What is needed:
Find out how many lines of the material contain the string "shout" and give only that figure.

[Items from a data source]
——————————
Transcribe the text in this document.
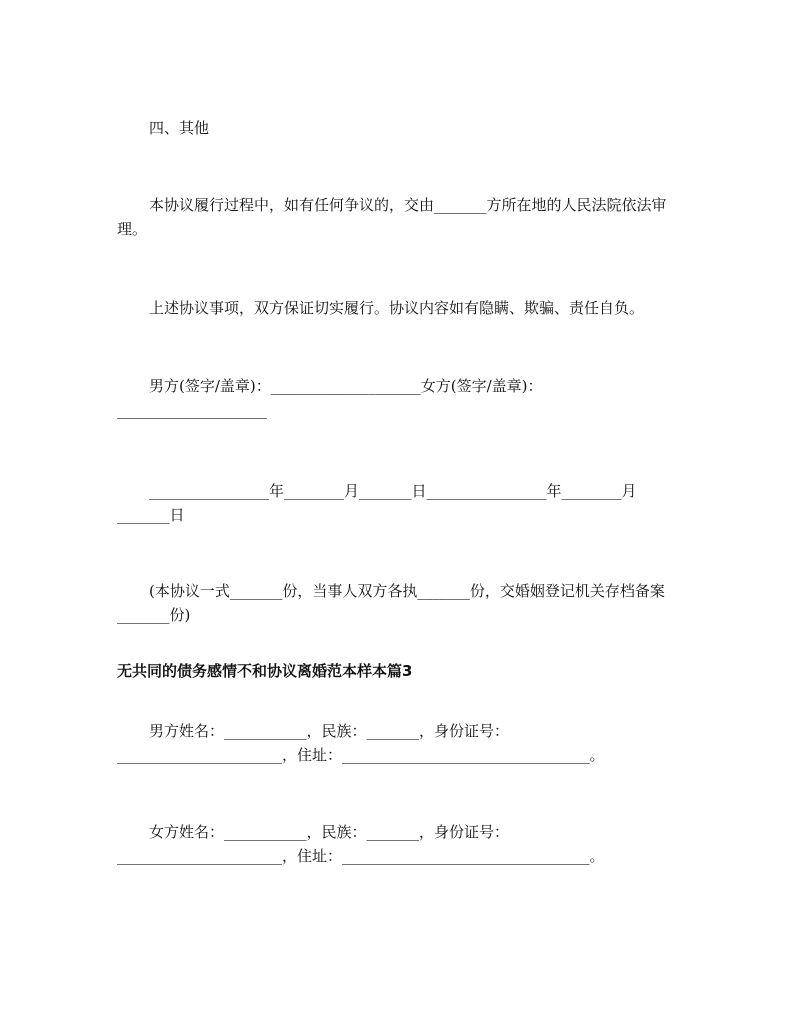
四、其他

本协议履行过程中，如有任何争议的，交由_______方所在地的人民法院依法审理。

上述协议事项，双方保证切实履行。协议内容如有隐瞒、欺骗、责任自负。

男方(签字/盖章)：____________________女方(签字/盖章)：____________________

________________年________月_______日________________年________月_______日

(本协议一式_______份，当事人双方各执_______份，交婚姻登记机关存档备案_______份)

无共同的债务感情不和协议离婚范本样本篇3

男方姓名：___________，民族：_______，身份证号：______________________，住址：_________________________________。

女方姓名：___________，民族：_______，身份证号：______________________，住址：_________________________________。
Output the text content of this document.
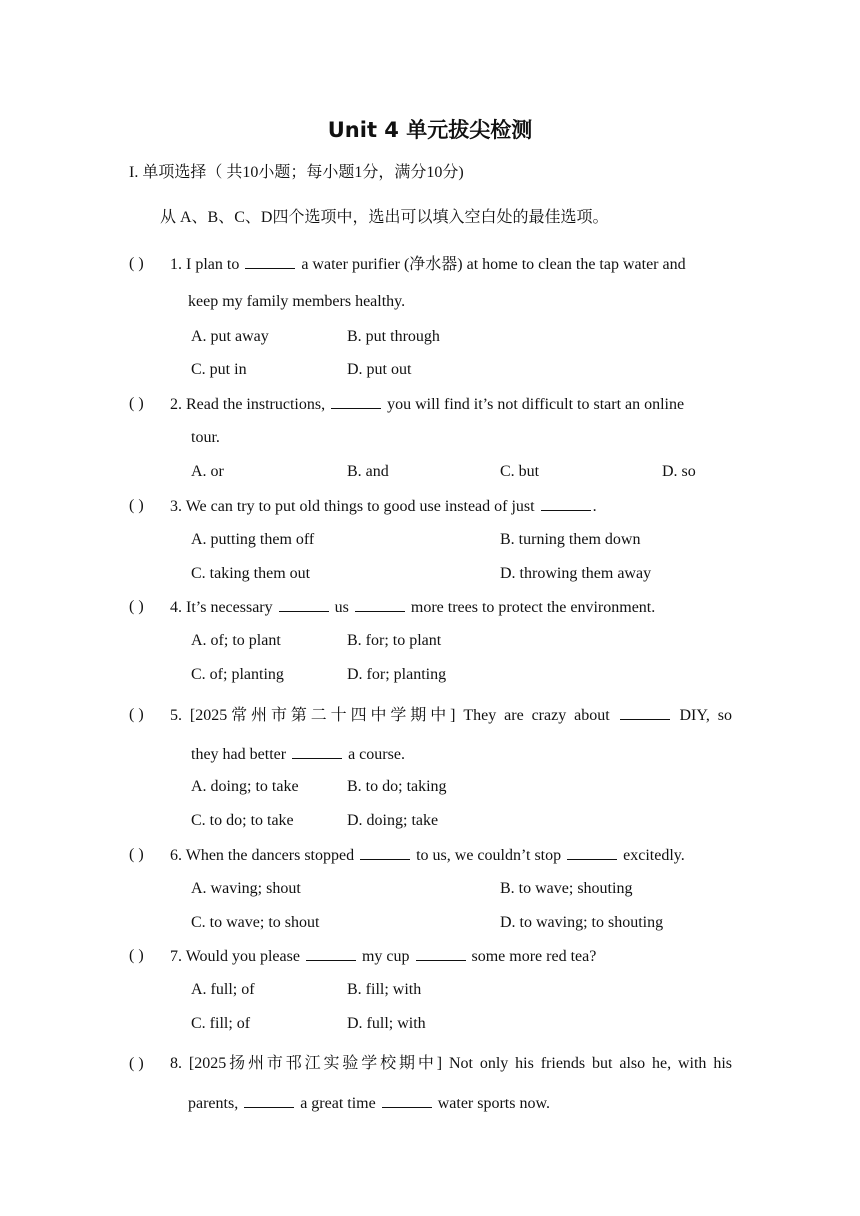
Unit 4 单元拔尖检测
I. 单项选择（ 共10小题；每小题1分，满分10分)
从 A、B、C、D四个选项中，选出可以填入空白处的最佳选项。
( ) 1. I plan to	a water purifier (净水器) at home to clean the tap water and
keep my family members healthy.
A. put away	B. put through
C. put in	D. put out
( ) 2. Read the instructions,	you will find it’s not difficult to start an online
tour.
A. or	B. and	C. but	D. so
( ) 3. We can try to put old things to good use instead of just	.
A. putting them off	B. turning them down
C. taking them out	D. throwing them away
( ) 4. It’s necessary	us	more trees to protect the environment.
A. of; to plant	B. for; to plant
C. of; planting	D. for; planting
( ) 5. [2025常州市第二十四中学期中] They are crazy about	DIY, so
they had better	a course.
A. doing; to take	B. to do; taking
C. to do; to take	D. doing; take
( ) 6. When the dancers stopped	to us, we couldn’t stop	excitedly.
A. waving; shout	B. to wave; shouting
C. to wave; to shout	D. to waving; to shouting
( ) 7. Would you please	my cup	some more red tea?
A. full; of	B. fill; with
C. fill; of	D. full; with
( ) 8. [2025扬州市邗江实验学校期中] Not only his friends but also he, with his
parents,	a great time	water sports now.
——————————
Solution:
2